* **Assignment**
Go through the records and report each line holding the string "ylabel".

* **Task inputs**
● ● ●

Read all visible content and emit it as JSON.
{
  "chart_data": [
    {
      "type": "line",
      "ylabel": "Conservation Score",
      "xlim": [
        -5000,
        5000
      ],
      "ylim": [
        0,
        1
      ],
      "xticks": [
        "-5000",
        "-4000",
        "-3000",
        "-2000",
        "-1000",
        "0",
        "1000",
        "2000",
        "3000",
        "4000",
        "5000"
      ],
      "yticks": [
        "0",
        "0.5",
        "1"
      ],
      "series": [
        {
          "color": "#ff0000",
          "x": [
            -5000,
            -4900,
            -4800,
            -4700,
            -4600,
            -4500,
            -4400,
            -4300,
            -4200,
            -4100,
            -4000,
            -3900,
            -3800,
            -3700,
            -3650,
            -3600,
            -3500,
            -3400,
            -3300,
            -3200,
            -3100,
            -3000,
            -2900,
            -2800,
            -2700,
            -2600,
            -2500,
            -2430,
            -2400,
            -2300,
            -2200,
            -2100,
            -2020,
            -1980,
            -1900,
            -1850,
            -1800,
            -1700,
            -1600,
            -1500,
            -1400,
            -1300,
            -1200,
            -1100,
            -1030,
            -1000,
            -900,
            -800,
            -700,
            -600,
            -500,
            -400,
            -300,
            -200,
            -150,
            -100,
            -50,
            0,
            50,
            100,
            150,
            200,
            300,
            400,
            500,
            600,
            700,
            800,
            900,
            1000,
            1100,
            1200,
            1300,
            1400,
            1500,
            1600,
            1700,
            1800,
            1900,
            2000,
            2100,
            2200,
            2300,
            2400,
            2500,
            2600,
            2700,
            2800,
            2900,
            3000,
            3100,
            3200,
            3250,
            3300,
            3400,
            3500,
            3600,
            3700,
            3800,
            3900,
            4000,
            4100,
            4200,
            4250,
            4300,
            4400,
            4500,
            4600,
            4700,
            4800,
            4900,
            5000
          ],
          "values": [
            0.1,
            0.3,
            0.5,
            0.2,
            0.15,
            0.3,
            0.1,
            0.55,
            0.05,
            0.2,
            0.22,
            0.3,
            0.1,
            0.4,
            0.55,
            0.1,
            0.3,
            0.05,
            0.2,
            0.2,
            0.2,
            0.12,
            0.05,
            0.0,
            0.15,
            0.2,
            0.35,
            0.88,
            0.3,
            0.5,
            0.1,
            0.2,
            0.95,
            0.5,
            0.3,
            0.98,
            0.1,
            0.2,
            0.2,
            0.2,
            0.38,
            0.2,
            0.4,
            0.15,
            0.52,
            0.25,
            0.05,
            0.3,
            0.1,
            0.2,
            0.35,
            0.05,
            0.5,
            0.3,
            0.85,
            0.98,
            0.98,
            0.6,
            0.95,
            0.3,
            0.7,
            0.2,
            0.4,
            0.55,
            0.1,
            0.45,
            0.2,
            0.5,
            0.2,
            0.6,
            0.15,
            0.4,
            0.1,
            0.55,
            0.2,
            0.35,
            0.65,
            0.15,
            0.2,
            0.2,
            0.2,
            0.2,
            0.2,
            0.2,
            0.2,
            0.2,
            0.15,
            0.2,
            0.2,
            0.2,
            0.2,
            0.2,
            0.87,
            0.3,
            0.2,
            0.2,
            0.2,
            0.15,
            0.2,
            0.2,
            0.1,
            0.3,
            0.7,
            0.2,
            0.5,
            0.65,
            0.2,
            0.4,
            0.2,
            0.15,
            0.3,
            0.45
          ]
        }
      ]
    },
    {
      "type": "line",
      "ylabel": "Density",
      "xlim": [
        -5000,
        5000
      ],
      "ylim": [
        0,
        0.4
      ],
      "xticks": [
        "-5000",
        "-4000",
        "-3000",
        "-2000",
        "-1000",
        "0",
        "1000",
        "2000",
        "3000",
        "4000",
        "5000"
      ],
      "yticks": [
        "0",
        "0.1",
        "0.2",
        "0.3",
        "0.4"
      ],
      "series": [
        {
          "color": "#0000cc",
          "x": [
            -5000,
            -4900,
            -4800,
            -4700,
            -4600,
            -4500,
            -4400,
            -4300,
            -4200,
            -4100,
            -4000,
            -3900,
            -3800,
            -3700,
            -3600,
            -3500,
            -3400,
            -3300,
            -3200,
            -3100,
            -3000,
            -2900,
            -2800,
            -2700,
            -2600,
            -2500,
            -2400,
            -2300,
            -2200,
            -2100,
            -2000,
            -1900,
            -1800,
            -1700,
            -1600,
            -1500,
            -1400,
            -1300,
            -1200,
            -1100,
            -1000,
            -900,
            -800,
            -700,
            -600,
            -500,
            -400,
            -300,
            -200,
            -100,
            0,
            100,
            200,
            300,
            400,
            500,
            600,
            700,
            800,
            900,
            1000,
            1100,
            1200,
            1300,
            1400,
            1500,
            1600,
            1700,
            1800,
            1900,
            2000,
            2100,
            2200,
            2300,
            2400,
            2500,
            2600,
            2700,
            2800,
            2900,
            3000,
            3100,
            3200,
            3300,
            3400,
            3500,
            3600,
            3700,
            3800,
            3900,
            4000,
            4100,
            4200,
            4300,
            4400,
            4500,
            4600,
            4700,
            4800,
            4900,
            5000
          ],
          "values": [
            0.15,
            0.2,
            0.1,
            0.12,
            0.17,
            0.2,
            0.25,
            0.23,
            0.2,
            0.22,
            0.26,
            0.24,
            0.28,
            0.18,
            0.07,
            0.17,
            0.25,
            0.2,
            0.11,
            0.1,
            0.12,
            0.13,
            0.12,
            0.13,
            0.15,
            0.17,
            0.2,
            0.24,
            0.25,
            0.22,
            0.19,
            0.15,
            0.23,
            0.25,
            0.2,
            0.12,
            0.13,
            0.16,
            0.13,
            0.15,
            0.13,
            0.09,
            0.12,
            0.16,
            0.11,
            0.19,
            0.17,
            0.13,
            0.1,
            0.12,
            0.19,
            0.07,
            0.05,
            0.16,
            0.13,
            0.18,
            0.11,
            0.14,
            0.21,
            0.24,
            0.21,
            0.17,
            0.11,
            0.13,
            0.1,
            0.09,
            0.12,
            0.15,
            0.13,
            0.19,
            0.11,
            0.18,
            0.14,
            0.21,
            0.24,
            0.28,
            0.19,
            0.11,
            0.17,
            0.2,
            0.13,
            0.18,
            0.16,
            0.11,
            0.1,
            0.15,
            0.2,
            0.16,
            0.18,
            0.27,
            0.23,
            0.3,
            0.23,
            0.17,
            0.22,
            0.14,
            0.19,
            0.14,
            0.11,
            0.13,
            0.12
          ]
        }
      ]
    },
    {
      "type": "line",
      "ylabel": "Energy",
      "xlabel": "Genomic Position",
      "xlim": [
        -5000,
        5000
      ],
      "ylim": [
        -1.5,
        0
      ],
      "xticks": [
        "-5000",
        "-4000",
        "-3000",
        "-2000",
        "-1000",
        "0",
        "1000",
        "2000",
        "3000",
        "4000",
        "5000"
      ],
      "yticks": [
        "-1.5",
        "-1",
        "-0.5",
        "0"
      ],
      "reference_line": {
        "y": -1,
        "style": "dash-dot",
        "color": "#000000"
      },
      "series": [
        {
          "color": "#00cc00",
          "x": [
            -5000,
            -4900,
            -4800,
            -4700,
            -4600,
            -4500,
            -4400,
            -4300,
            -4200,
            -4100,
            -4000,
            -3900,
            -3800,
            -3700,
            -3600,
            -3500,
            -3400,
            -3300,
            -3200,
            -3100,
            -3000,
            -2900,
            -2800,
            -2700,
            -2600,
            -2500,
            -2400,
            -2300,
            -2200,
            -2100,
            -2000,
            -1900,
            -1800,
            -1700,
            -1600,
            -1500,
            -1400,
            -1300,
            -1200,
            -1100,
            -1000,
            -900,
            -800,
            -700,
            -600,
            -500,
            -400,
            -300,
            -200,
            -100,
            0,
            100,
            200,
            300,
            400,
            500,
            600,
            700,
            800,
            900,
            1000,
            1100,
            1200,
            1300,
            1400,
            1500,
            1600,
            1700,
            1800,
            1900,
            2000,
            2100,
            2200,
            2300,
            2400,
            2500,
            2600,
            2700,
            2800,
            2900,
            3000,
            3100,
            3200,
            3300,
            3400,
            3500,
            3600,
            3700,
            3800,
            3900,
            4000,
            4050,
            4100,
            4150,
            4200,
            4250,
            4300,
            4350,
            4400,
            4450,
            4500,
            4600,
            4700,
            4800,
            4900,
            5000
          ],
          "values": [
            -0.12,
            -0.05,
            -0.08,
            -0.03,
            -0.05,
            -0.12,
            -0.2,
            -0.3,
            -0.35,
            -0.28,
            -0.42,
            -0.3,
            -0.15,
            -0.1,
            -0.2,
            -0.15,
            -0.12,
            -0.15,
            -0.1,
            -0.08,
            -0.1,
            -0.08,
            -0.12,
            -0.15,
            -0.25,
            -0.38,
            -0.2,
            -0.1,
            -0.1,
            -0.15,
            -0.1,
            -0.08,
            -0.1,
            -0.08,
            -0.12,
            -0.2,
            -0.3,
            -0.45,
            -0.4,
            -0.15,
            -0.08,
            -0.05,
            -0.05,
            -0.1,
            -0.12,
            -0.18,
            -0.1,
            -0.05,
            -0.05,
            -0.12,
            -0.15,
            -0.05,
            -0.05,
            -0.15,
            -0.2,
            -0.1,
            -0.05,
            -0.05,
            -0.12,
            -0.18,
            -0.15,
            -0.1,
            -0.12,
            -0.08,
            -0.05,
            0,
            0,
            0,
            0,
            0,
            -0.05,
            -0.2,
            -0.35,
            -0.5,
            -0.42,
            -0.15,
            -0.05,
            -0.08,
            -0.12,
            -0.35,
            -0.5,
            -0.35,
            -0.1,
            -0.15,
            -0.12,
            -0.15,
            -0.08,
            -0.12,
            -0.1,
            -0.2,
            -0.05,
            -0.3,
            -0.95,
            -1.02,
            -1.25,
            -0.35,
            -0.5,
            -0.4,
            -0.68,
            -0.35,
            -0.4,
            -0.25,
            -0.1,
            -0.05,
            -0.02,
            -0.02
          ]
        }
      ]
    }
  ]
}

● ● ●

* **Result of this task**
      "ylabel": "Conservation Score",
      "ylabel": "Density",
      "ylabel": "Energy",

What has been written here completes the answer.